### Work to complete
Scan the data. Collect each line that contains the word "than".

### Information given
____

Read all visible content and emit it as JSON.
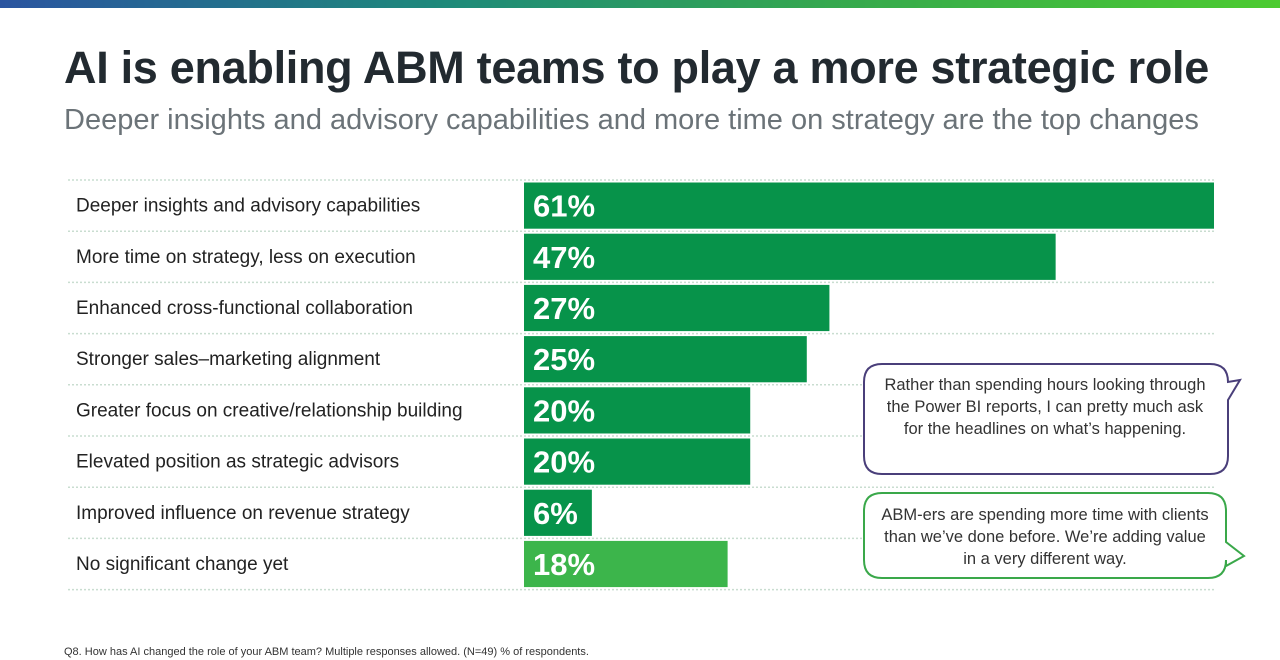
{
  "title": "AI is enabling ABM teams to play a more strategic role",
  "subtitle": "Deeper insights and advisory capabilities and more time on strategy are the top changes",
  "footnote": "Q8. How has AI changed the role of your ABM team? Multiple responses allowed. (N=49) % of respondents.",
  "colors": {
    "bar": "#07934a",
    "bar_highlight": "#3cb54b",
    "callout_1_border": "#4a3f7a",
    "callout_2_border": "#3aa84a"
  },
  "callouts": [
    {
      "text": "Rather than spending hours looking through the Power BI reports, I can pretty much ask for the headlines on what’s happening."
    },
    {
      "text": "ABM-ers are spending more time with clients than we’ve done before. We’re adding value in a very different way."
    }
  ],
  "chart_data": {
    "type": "bar",
    "orientation": "horizontal",
    "categories": [
      "Deeper insights and advisory capabilities",
      "More time on strategy, less on execution",
      "Enhanced cross-functional collaboration",
      "Stronger sales–marketing alignment",
      "Greater focus on creative/relationship building",
      "Elevated position as strategic advisors",
      "Improved influence on revenue strategy",
      "No significant change yet"
    ],
    "values": [
      61,
      47,
      27,
      25,
      20,
      20,
      6,
      18
    ],
    "data_labels": [
      "61%",
      "47%",
      "27%",
      "25%",
      "20%",
      "20%",
      "6%",
      "18%"
    ],
    "xlim": [
      0,
      61
    ],
    "grid": false,
    "legend": "none"
  }
}
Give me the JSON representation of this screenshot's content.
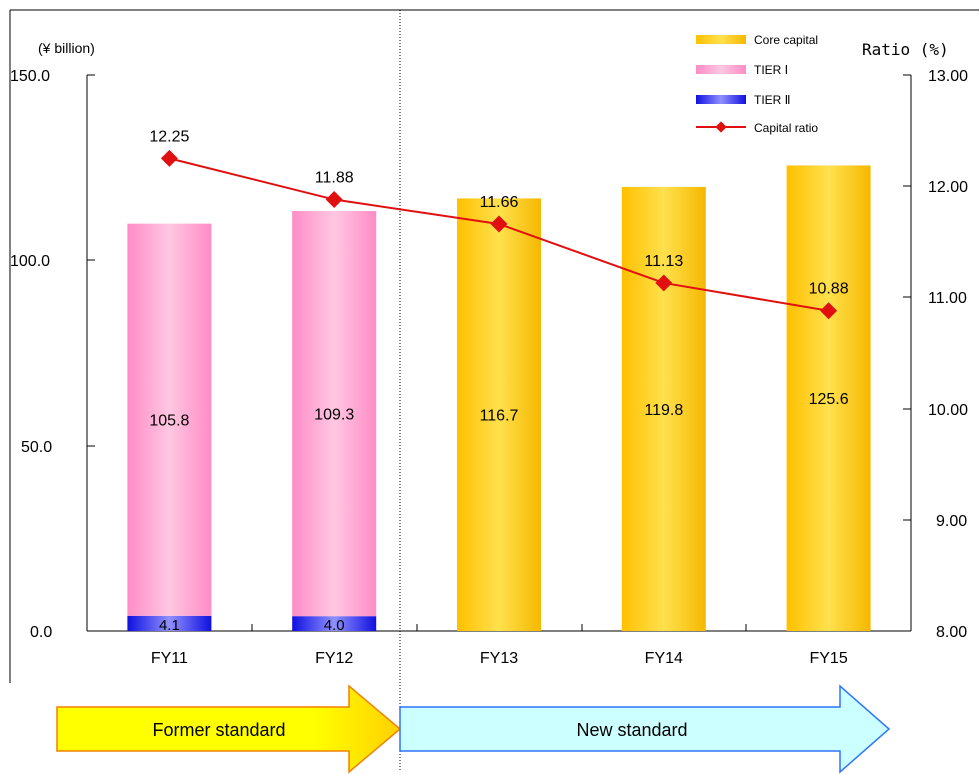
{
  "chart_data": {
    "type": "bar",
    "categories": [
      "FY11",
      "FY12",
      "FY13",
      "FY14",
      "FY15"
    ],
    "y_left_unit": "(¥ billion)",
    "y_right_unit": "Ratio (%)",
    "y_left_ticks": [
      "150.0",
      "100.0",
      "50.0",
      "0.0"
    ],
    "y_right_ticks": [
      "13.00",
      "12.00",
      "11.00",
      "10.00",
      "9.00",
      "8.00"
    ],
    "ylim_left": [
      0,
      150
    ],
    "ylim_right": [
      8,
      13
    ],
    "series": [
      {
        "name": "Core capital",
        "kind": "bar",
        "color": "#FFC000",
        "values": [
          null,
          null,
          116.7,
          119.8,
          125.6
        ],
        "labels": [
          "",
          "",
          "116.7",
          "119.8",
          "125.6"
        ]
      },
      {
        "name": "TIER Ⅰ",
        "kind": "bar",
        "color": "#FF99CC",
        "values": [
          105.8,
          109.3,
          null,
          null,
          null
        ],
        "labels": [
          "105.8",
          "109.3",
          "",
          "",
          ""
        ]
      },
      {
        "name": "TIER Ⅱ",
        "kind": "bar",
        "color": "#0000FF",
        "values": [
          4.1,
          4.0,
          null,
          null,
          null
        ],
        "labels": [
          "4.1",
          "4.0",
          "",
          "",
          ""
        ]
      },
      {
        "name": "Capital ratio",
        "kind": "line",
        "axis": "right",
        "color": "#E01010",
        "values": [
          12.25,
          11.88,
          11.66,
          11.13,
          10.88
        ],
        "labels": [
          "12.25",
          "11.88",
          "11.66",
          "11.13",
          "10.88"
        ]
      }
    ],
    "legend_position": "top-right",
    "grid": false
  },
  "banners": {
    "former": "Former standard",
    "new": "New standard",
    "former_color": "#FFFF00",
    "new_color": "#CCFFFF"
  }
}
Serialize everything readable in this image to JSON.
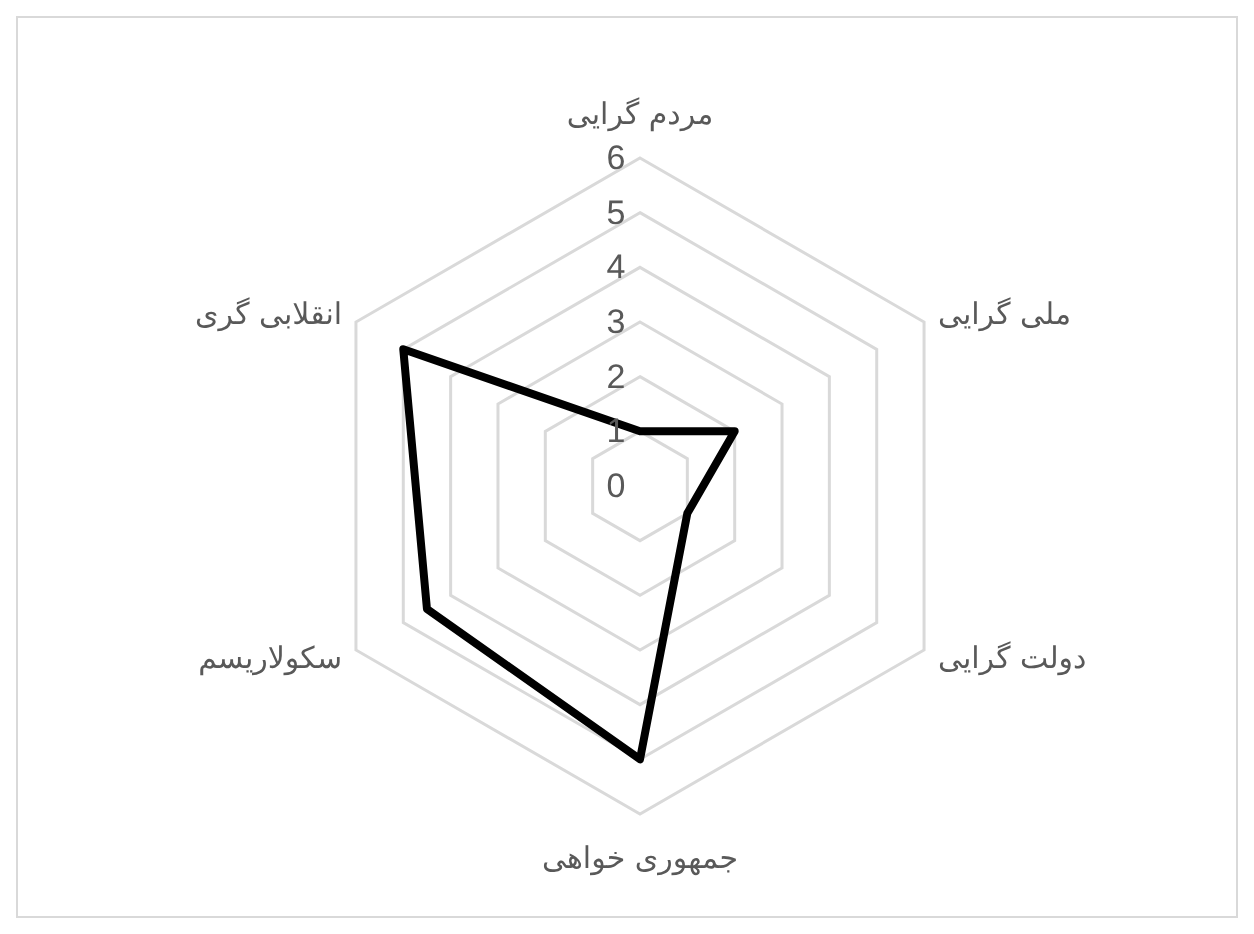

____

### Solution below
      "text": "Rather than spending hours looking through the Power BI reports, I can pretty much ask for the headlines on what’s happening."
      "text": "ABM-ers are spending more time with clients than we’ve done before. We’re adding value in a very different way."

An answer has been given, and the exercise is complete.